_Instruções de trabalho_:
(a) Transcreva literalmente o trecho do texto sobre censura a jornalistas que começa em "Imagine uma situação" e termina em "mundo: a censura.".
(b) Reescreva como lista JSON de strings, uma por linha e sem as linhas em branco, somente as linhas dos registros que começam na linha que contém "- d24-leader: [313, 207, 365, 271]" e terminam na linha que contém "- d16-leader: [269, 271, 319, 310]", incluindo ambas.

_Bloco de texto_:
────────────────────────────────────────
Como um crime aos direitos humanos se torna um crime social
Por Luccas Nunes (luccas.nunes@usp.br)
A censura morreu?
Imagine uma situação em que você está completamente encurralado pela lei que deveria protegê-lo. Você não pode exercer sua profissão; não pode visitar seus parentes e amigos; não pode pisar em seu solo natal; vive com medo e não tem direito à voz. Essa é a situação de milhares de jornalistas e profissionais da comunicação espalhados — e muitas vezes refugiados — ao redor do mundo. Eles vivem na maior prisão de comunicadores do mundo: a censura.
Segundo pesquisa realizada pela ONG Repórteres sem Fronteiras (RSF), 74 jornalistas foram mortos no exercício de sua profissão no ano de 2016, contra 101 em 2015. Ainda segundo a RSF, essa queda no número de mortes não é exatamente encorajadora: muitos jornalistas abandonaram o focos de tensão e censura, como Síria e Turquia, deixando um vazio informacional nessas regiões. Essas condições favoreceram o que a ONG chama de “predadores da liberdade de imprensa”, pessoas de grande influência política que decidem por sufocar arbitrariamente veículos de mídia.
Essa realidade de se faz presente de forma acentuada em áreas de conflito ou autoritarismo, mas não deixa de ser presente em áreas afastadas dos grandes holofotes da mídia — na verdade, é lá que ela ocorre, com maior recorrência, de forma impune, ainda que nem sempre de forma letal.
A ARTIGO 19, uma ONG de direitos humanos que busca promover a liberdade de expressão e de acesso à informação, publicou, no último dia 3 de maio, o Relatório Anual de 2016 de Violações à Liberdade de Expressão. Nele, é posto que, no Brasil, as maiores vítimas de agressão contra seu direito de liberdade de expressão são jornalistas e blogueiros, somando 11 casos cada, e sendo políticos os maiores agressores, com 19 suspeitas, seguidos por agentes públicos e pela polícia, com duas e uma suspeita, respectivamente.
────────────────────────────────────────
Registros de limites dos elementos

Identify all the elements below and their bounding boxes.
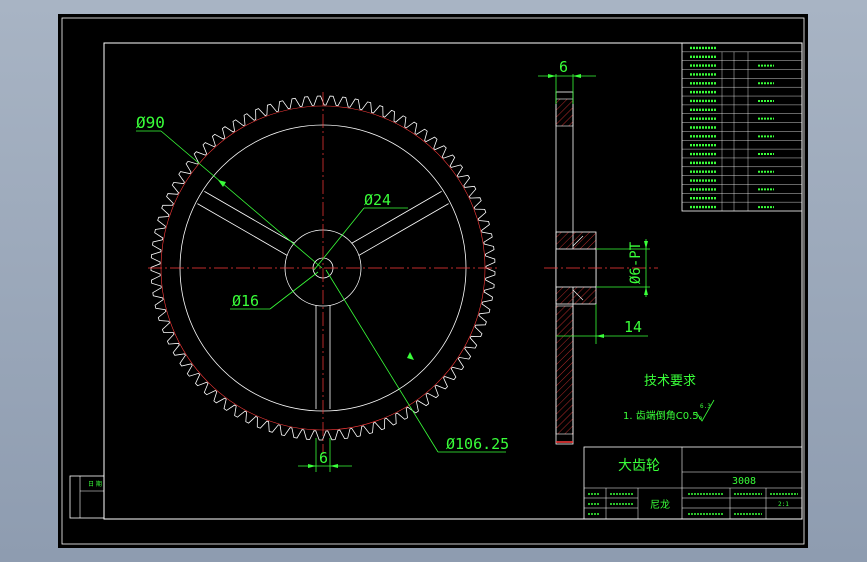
- d24-leader: [313, 207, 365, 271]
- outer-frame: [61, 17, 805, 545]
- gear-side-view: 6 14 Ø6-PT: [538, 58, 658, 445]
- hub-dia-label: Ø6-PT: [628, 241, 644, 284]
- part-name: 大齿轮: [618, 458, 660, 474]
- d16-label: Ø16: [232, 292, 259, 310]
- d24-label: Ø24: [364, 191, 391, 209]
- gear-parameter-table: [681, 42, 803, 212]
- side-hatch-top: [555, 98, 574, 127]
- spoke-width-label: 6: [319, 449, 328, 467]
- hub-length-label: 14: [624, 318, 642, 336]
- tech-req-item-1: 1. 齿端倒角C0.5。: [623, 409, 709, 422]
- d16-leader: [269, 271, 319, 310]
- d106-label: Ø106.25: [446, 435, 509, 453]
- technical-requirements: 技术要求 1. 齿端倒角C0.5。 6.3: [623, 374, 715, 422]
- drawing-sheet: 日 期 Ø90 Ø24 Ø16 Ø106.25 6 6 14 Ø6-PT 技术要…: [58, 14, 808, 548]
- tech-req-title: 技术要求: [644, 374, 696, 389]
- d90-label: Ø90: [136, 113, 165, 132]
- thickness-label: 6: [559, 58, 568, 76]
- cad-drawing: 日 期 Ø90 Ø24 Ø16 Ø106.25 6 6 14 Ø6-PT 技术要…: [61, 17, 805, 545]
- side-margin-label: 日 期: [88, 480, 102, 488]
- title-block: 大齿轮 3008 尼龙 2:1: [583, 446, 803, 520]
- side-hatch-bottom: [555, 305, 574, 435]
- roughness-value: 6.3: [700, 403, 711, 410]
- gear-front-view: Ø90 Ø24 Ø16 Ø106.25 6: [136, 92, 509, 472]
- d106-leader: [325, 269, 439, 453]
- material: 尼龙: [650, 498, 670, 511]
- scale: 2:1: [778, 501, 789, 508]
- d90-leader: [160, 130, 323, 269]
- drawing-number: 3008: [732, 476, 756, 487]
────────────────────────────────────────
_Soluções por tarefa_:
(a)
Imagine uma situação em que você está completamente encurralado pela lei que deveria protegê-lo. Você não pode exercer sua profissão; não pode visitar seus parentes e amigos; não pode pisar em seu solo natal; vive com medo e não tem direito à voz. Essa é a situação de milhares de jornalistas e profissionais da comunicação espalhados — e muitas vezes refugiados — ao redor do mundo. Eles vivem na maior prisão de comunicadores do mundo: a censura.

(b)
[
  "- d24-leader: [313, 207, 365, 271]",
  "- outer-frame: [61, 17, 805, 545]",
  "- gear-side-view: 6 14 Ø6-PT: [538, 58, 658, 445]",
  "- hub-dia-label: Ø6-PT: [628, 241, 644, 284]",
  "- part-name: 大齿轮: [618, 458, 660, 474]",
  "- d16-label: Ø16: [232, 292, 259, 310]",
  "- d24-label: Ø24: [364, 191, 391, 209]",
  "- gear-parameter-table: [681, 42, 803, 212]",
  "- side-hatch-top: [555, 98, 574, 127]",
  "- spoke-width-label: 6: [319, 449, 328, 467]",
  "- hub-length-label: 14: [624, 318, 642, 336]",
  "- tech-req-item-1: 1. 齿端倒角C0.5。: [623, 409, 709, 422]",
  "- d16-leader: [269, 271, 319, 310]"
]